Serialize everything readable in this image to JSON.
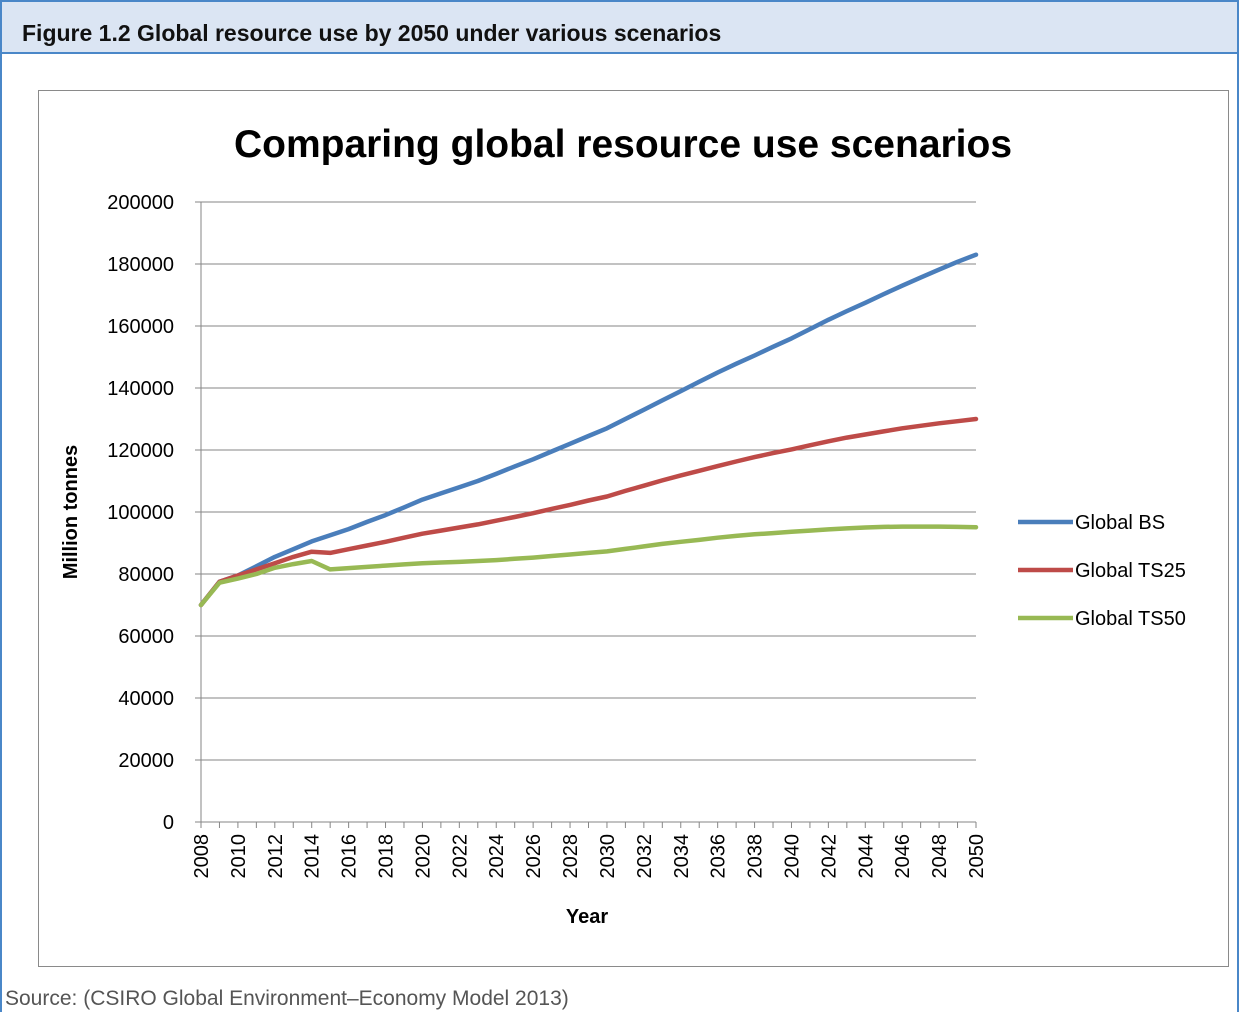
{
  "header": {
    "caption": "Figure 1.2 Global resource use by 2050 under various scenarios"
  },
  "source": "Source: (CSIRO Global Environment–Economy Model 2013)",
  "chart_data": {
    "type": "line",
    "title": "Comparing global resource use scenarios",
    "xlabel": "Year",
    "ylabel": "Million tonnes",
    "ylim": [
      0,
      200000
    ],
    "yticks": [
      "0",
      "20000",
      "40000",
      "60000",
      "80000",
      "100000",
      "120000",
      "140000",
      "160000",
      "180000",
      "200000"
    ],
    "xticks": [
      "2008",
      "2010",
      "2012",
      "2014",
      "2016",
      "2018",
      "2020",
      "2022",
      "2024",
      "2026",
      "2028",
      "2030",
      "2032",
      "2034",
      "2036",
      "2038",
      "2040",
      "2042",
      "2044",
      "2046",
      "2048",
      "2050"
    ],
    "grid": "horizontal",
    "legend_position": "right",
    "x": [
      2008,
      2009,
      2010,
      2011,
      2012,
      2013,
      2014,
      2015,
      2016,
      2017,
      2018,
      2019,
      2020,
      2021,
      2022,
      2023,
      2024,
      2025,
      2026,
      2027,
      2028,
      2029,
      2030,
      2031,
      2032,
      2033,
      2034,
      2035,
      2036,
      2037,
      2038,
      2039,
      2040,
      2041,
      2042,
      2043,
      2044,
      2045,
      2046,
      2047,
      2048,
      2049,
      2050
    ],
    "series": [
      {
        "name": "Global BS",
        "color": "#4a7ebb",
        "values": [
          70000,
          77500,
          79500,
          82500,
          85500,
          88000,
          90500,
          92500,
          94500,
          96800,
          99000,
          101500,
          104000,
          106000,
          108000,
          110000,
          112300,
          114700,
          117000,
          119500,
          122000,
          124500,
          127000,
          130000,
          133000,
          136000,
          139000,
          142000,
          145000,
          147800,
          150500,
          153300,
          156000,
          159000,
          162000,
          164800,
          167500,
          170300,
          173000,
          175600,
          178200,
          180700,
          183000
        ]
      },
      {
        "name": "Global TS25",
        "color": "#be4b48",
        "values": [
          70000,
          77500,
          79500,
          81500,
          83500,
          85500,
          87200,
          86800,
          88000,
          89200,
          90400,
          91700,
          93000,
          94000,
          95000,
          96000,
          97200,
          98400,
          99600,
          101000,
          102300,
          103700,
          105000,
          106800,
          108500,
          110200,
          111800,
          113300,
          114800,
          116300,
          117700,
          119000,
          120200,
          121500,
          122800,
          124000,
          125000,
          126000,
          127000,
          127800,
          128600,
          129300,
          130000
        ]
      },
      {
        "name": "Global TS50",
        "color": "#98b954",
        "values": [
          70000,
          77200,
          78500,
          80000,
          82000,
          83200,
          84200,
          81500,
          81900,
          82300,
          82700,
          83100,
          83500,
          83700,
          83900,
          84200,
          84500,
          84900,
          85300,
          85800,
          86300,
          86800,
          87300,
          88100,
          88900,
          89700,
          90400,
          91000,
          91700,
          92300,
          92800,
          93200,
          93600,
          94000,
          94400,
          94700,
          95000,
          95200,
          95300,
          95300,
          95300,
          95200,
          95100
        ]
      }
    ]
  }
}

────────────────────

→ AIM
Drop the images and repeat the data exactly.

→ RESPONSE TO THE EXERCISE
Serialize everything readable in this image to JSON.
{
  "header": {
    "caption": "Figure 1.2 Global resource use by 2050 under various scenarios"
  },
  "source": "Source: (CSIRO Global Environment–Economy Model 2013)",
  "chart_data": {
    "type": "line",
    "title": "Comparing global resource use scenarios",
    "xlabel": "Year",
    "ylabel": "Million tonnes",
    "ylim": [
      0,
      200000
    ],
    "yticks": [
      "0",
      "20000",
      "40000",
      "60000",
      "80000",
      "100000",
      "120000",
      "140000",
      "160000",
      "180000",
      "200000"
    ],
    "xticks": [
      "2008",
      "2010",
      "2012",
      "2014",
      "2016",
      "2018",
      "2020",
      "2022",
      "2024",
      "2026",
      "2028",
      "2030",
      "2032",
      "2034",
      "2036",
      "2038",
      "2040",
      "2042",
      "2044",
      "2046",
      "2048",
      "2050"
    ],
    "grid": "horizontal",
    "legend_position": "right",
    "x": [
      2008,
      2009,
      2010,
      2011,
      2012,
      2013,
      2014,
      2015,
      2016,
      2017,
      2018,
      2019,
      2020,
      2021,
      2022,
      2023,
      2024,
      2025,
      2026,
      2027,
      2028,
      2029,
      2030,
      2031,
      2032,
      2033,
      2034,
      2035,
      2036,
      2037,
      2038,
      2039,
      2040,
      2041,
      2042,
      2043,
      2044,
      2045,
      2046,
      2047,
      2048,
      2049,
      2050
    ],
    "series": [
      {
        "name": "Global BS",
        "color": "#4a7ebb",
        "values": [
          70000,
          77500,
          79500,
          82500,
          85500,
          88000,
          90500,
          92500,
          94500,
          96800,
          99000,
          101500,
          104000,
          106000,
          108000,
          110000,
          112300,
          114700,
          117000,
          119500,
          122000,
          124500,
          127000,
          130000,
          133000,
          136000,
          139000,
          142000,
          145000,
          147800,
          150500,
          153300,
          156000,
          159000,
          162000,
          164800,
          167500,
          170300,
          173000,
          175600,
          178200,
          180700,
          183000
        ]
      },
      {
        "name": "Global TS25",
        "color": "#be4b48",
        "values": [
          70000,
          77500,
          79500,
          81500,
          83500,
          85500,
          87200,
          86800,
          88000,
          89200,
          90400,
          91700,
          93000,
          94000,
          95000,
          96000,
          97200,
          98400,
          99600,
          101000,
          102300,
          103700,
          105000,
          106800,
          108500,
          110200,
          111800,
          113300,
          114800,
          116300,
          117700,
          119000,
          120200,
          121500,
          122800,
          124000,
          125000,
          126000,
          127000,
          127800,
          128600,
          129300,
          130000
        ]
      },
      {
        "name": "Global TS50",
        "color": "#98b954",
        "values": [
          70000,
          77200,
          78500,
          80000,
          82000,
          83200,
          84200,
          81500,
          81900,
          82300,
          82700,
          83100,
          83500,
          83700,
          83900,
          84200,
          84500,
          84900,
          85300,
          85800,
          86300,
          86800,
          87300,
          88100,
          88900,
          89700,
          90400,
          91000,
          91700,
          92300,
          92800,
          93200,
          93600,
          94000,
          94400,
          94700,
          95000,
          95200,
          95300,
          95300,
          95300,
          95200,
          95100
        ]
      }
    ]
  }
}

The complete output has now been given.